(Part of a data file)
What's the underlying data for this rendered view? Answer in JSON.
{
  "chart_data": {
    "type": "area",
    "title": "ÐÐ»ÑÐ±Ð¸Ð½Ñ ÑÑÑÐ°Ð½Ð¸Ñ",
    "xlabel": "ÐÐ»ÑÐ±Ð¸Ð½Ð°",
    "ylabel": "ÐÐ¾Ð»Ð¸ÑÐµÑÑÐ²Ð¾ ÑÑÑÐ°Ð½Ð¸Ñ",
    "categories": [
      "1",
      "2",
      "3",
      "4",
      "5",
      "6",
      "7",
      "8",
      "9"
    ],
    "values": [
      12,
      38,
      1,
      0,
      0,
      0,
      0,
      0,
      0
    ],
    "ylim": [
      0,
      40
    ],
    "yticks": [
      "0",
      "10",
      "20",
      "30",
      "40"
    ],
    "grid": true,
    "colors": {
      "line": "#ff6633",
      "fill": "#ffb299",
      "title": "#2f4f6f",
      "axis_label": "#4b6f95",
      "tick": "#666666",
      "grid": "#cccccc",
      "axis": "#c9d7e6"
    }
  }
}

PROBLEM STATEMENT
The records above are to be repeated exactly, in their entirety.

SOLUTION FOR THIS PROBLEM
What's the underlying data for this rendered view? Answer in JSON.
{
  "chart_data": {
    "type": "area",
    "title": "ÐÐ»ÑÐ±Ð¸Ð½Ñ ÑÑÑÐ°Ð½Ð¸Ñ",
    "xlabel": "ÐÐ»ÑÐ±Ð¸Ð½Ð°",
    "ylabel": "ÐÐ¾Ð»Ð¸ÑÐµÑÑÐ²Ð¾ ÑÑÑÐ°Ð½Ð¸Ñ",
    "categories": [
      "1",
      "2",
      "3",
      "4",
      "5",
      "6",
      "7",
      "8",
      "9"
    ],
    "values": [
      12,
      38,
      1,
      0,
      0,
      0,
      0,
      0,
      0
    ],
    "ylim": [
      0,
      40
    ],
    "yticks": [
      "0",
      "10",
      "20",
      "30",
      "40"
    ],
    "grid": true,
    "colors": {
      "line": "#ff6633",
      "fill": "#ffb299",
      "title": "#2f4f6f",
      "axis_label": "#4b6f95",
      "tick": "#666666",
      "grid": "#cccccc",
      "axis": "#c9d7e6"
    }
  }
}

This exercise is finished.